* _WHAT IS NEEDED_
Below is a block of data; give all of it again word for word.

* _PROVIDED ENTRIES_
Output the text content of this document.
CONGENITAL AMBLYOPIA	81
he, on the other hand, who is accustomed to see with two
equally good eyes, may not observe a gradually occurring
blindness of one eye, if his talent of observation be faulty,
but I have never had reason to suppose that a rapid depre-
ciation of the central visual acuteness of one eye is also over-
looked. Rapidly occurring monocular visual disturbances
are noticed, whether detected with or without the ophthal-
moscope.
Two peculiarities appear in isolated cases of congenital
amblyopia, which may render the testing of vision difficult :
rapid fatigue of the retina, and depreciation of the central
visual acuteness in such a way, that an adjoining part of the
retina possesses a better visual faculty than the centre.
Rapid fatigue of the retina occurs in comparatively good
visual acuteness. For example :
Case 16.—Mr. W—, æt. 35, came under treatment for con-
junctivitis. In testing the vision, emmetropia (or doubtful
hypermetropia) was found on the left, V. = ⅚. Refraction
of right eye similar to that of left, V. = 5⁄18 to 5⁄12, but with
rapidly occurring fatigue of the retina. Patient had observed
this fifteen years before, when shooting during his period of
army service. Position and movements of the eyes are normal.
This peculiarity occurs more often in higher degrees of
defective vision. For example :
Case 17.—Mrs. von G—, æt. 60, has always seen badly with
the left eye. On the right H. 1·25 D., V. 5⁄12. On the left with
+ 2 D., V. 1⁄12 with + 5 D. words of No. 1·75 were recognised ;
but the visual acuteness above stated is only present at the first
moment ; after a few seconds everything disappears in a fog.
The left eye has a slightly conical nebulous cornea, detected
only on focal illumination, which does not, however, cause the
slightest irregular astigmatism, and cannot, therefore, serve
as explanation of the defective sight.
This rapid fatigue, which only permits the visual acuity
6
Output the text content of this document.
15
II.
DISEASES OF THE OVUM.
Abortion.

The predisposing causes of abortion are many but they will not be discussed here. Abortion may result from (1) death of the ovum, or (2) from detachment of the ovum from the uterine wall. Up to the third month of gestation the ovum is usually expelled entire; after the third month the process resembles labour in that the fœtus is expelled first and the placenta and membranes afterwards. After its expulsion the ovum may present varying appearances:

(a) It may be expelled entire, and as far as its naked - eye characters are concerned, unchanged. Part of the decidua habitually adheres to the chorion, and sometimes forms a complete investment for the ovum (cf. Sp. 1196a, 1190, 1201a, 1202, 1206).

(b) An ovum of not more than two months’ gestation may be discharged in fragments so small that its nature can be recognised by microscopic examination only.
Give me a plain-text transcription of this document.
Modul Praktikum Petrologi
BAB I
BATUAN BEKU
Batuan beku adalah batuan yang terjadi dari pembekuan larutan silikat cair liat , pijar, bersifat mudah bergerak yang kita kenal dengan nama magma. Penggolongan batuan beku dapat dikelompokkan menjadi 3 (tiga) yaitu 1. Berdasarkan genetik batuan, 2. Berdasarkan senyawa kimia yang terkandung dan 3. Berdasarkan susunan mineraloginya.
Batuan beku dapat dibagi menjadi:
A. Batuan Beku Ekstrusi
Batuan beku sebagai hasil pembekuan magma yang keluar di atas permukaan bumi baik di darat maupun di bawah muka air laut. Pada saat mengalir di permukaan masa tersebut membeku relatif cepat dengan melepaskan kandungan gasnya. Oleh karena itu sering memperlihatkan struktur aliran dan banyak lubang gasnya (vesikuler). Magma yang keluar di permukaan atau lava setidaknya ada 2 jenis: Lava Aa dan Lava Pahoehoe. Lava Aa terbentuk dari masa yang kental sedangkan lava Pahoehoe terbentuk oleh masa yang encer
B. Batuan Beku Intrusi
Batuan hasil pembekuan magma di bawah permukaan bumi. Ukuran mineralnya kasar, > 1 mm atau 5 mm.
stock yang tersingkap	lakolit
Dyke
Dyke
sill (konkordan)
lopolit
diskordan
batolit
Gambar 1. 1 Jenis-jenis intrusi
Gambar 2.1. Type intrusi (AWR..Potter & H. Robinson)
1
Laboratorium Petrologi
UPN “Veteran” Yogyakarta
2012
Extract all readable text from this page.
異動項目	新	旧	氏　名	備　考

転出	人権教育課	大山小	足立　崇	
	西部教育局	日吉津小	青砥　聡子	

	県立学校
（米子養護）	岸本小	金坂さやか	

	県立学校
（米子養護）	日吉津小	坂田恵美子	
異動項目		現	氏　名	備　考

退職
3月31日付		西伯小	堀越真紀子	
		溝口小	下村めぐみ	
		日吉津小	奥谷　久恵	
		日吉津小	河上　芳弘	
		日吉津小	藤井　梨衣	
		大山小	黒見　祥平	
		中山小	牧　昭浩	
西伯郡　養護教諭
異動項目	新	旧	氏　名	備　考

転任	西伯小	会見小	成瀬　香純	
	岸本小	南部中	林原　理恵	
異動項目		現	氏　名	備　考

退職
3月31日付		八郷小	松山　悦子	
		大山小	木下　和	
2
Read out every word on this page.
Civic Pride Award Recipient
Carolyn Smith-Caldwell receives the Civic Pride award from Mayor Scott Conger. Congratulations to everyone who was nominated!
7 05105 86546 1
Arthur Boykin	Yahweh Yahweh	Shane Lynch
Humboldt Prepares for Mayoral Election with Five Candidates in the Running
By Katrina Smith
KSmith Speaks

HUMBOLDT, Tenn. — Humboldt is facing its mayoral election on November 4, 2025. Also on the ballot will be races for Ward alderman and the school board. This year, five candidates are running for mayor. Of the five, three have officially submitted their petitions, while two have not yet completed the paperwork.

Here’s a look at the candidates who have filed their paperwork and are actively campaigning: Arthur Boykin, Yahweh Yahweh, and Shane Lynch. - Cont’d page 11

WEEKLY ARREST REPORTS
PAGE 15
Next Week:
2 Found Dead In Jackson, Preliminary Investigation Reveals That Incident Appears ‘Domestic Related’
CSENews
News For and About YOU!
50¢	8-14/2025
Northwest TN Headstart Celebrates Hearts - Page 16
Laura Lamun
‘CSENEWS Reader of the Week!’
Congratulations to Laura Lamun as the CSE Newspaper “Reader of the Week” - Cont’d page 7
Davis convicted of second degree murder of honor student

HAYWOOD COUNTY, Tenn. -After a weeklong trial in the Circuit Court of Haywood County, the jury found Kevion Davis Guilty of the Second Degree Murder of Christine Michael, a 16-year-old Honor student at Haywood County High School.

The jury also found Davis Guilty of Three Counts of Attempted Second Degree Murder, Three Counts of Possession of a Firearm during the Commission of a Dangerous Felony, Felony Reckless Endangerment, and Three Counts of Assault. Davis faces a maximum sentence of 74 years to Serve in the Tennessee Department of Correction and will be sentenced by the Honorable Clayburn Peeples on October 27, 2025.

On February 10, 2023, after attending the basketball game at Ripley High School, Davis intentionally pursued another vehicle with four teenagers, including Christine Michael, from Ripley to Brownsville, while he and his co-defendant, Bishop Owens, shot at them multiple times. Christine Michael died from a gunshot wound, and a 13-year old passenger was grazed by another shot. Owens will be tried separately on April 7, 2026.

* _EXERCISE RESPONSE_
Output the text content of this document.
CONGENITAL AMBLYOPIA	81
he, on the other hand, who is accustomed to see with two
equally good eyes, may not observe a gradually occurring
blindness of one eye, if his talent of observation be faulty,
but I have never had reason to suppose that a rapid depre-
ciation of the central visual acuteness of one eye is also over-
looked. Rapidly occurring monocular visual disturbances
are noticed, whether detected with or without the ophthal-
moscope.
Two peculiarities appear in isolated cases of congenital
amblyopia, which may render the testing of vision difficult :
rapid fatigue of the retina, and depreciation of the central
visual acuteness in such a way, that an adjoining part of the
retina possesses a better visual faculty than the centre.
Rapid fatigue of the retina occurs in comparatively good
visual acuteness. For example :
Case 16.—Mr. W—, æt. 35, came under treatment for con-
junctivitis. In testing the vision, emmetropia (or doubtful
hypermetropia) was found on the left, V. = ⅚. Refraction
of right eye similar to that of left, V. = 5⁄18 to 5⁄12, but with
rapidly occurring fatigue of the retina. Patient had observed
this fifteen years before, when shooting during his period of
army service. Position and movements of the eyes are normal.
This peculiarity occurs more often in higher degrees of
defective vision. For example :
Case 17.—Mrs. von G—, æt. 60, has always seen badly with
the left eye. On the right H. 1·25 D., V. 5⁄12. On the left with
+ 2 D., V. 1⁄12 with + 5 D. words of No. 1·75 were recognised ;
but the visual acuteness above stated is only present at the first
moment ; after a few seconds everything disappears in a fog.
The left eye has a slightly conical nebulous cornea, detected
only on focal illumination, which does not, however, cause the
slightest irregular astigmatism, and cannot, therefore, serve
as explanation of the defective sight.
This rapid fatigue, which only permits the visual acuity
6
Output the text content of this document.
15
II.
DISEASES OF THE OVUM.
Abortion.

The predisposing causes of abortion are many but they will not be discussed here. Abortion may result from (1) death of the ovum, or (2) from detachment of the ovum from the uterine wall. Up to the third month of gestation the ovum is usually expelled entire; after the third month the process resembles labour in that the fœtus is expelled first and the placenta and membranes afterwards. After its expulsion the ovum may present varying appearances:

(a) It may be expelled entire, and as far as its naked - eye characters are concerned, unchanged. Part of the decidua habitually adheres to the chorion, and sometimes forms a complete investment for the ovum (cf. Sp. 1196a, 1190, 1201a, 1202, 1206).

(b) An ovum of not more than two months’ gestation may be discharged in fragments so small that its nature can be recognised by microscopic examination only.
Give me a plain-text transcription of this document.
Modul Praktikum Petrologi
BAB I
BATUAN BEKU
Batuan beku adalah batuan yang terjadi dari pembekuan larutan silikat cair liat , pijar, bersifat mudah bergerak yang kita kenal dengan nama magma. Penggolongan batuan beku dapat dikelompokkan menjadi 3 (tiga) yaitu 1. Berdasarkan genetik batuan, 2. Berdasarkan senyawa kimia yang terkandung dan 3. Berdasarkan susunan mineraloginya.
Batuan beku dapat dibagi menjadi:
A. Batuan Beku Ekstrusi
Batuan beku sebagai hasil pembekuan magma yang keluar di atas permukaan bumi baik di darat maupun di bawah muka air laut. Pada saat mengalir di permukaan masa tersebut membeku relatif cepat dengan melepaskan kandungan gasnya. Oleh karena itu sering memperlihatkan struktur aliran dan banyak lubang gasnya (vesikuler). Magma yang keluar di permukaan atau lava setidaknya ada 2 jenis: Lava Aa dan Lava Pahoehoe. Lava Aa terbentuk dari masa yang kental sedangkan lava Pahoehoe terbentuk oleh masa yang encer
B. Batuan Beku Intrusi
Batuan hasil pembekuan magma di bawah permukaan bumi. Ukuran mineralnya kasar, > 1 mm atau 5 mm.
stock yang tersingkap	lakolit
Dyke
Dyke
sill (konkordan)
lopolit
diskordan
batolit
Gambar 1. 1 Jenis-jenis intrusi
Gambar 2.1. Type intrusi (AWR..Potter & H. Robinson)
1
Laboratorium Petrologi
UPN “Veteran” Yogyakarta
2012
Extract all readable text from this page.
異動項目	新	旧	氏　名	備　考

転出	人権教育課	大山小	足立　崇	
	西部教育局	日吉津小	青砥　聡子	

	県立学校
（米子養護）	岸本小	金坂さやか	

	県立学校
（米子養護）	日吉津小	坂田恵美子	
異動項目		現	氏　名	備　考

退職
3月31日付		西伯小	堀越真紀子	
		溝口小	下村めぐみ	
		日吉津小	奥谷　久恵	
		日吉津小	河上　芳弘	
		日吉津小	藤井　梨衣	
		大山小	黒見　祥平	
		中山小	牧　昭浩	
西伯郡　養護教諭
異動項目	新	旧	氏　名	備　考

転任	西伯小	会見小	成瀬　香純	
	岸本小	南部中	林原　理恵	
異動項目		現	氏　名	備　考

退職
3月31日付		八郷小	松山　悦子	
		大山小	木下　和	
2
Read out every word on this page.
Civic Pride Award Recipient
Carolyn Smith-Caldwell receives the Civic Pride award from Mayor Scott Conger. Congratulations to everyone who was nominated!
7 05105 86546 1
Arthur Boykin	Yahweh Yahweh	Shane Lynch
Humboldt Prepares for Mayoral Election with Five Candidates in the Running
By Katrina Smith
KSmith Speaks

HUMBOLDT, Tenn. — Humboldt is facing its mayoral election on November 4, 2025. Also on the ballot will be races for Ward alderman and the school board. This year, five candidates are running for mayor. Of the five, three have officially submitted their petitions, while two have not yet completed the paperwork.

Here’s a look at the candidates who have filed their paperwork and are actively campaigning: Arthur Boykin, Yahweh Yahweh, and Shane Lynch. - Cont’d page 11

WEEKLY ARREST REPORTS
PAGE 15
Next Week:
2 Found Dead In Jackson, Preliminary Investigation Reveals That Incident Appears ‘Domestic Related’
CSENews
News For and About YOU!
50¢	8-14/2025
Northwest TN Headstart Celebrates Hearts - Page 16
Laura Lamun
‘CSENEWS Reader of the Week!’
Congratulations to Laura Lamun as the CSE Newspaper “Reader of the Week” - Cont’d page 7
Davis convicted of second degree murder of honor student

HAYWOOD COUNTY, Tenn. -After a weeklong trial in the Circuit Court of Haywood County, the jury found Kevion Davis Guilty of the Second Degree Murder of Christine Michael, a 16-year-old Honor student at Haywood County High School.

The jury also found Davis Guilty of Three Counts of Attempted Second Degree Murder, Three Counts of Possession of a Firearm during the Commission of a Dangerous Felony, Felony Reckless Endangerment, and Three Counts of Assault. Davis faces a maximum sentence of 74 years to Serve in the Tennessee Department of Correction and will be sentenced by the Honorable Clayburn Peeples on October 27, 2025.

On February 10, 2023, after attending the basketball game at Ripley High School, Davis intentionally pursued another vehicle with four teenagers, including Christine Michael, from Ripley to Brownsville, while he and his co-defendant, Bishop Owens, shot at them multiple times. Christine Michael died from a gunshot wound, and a 13-year old passenger was grazed by another shot. Owens will be tried separately on April 7, 2026.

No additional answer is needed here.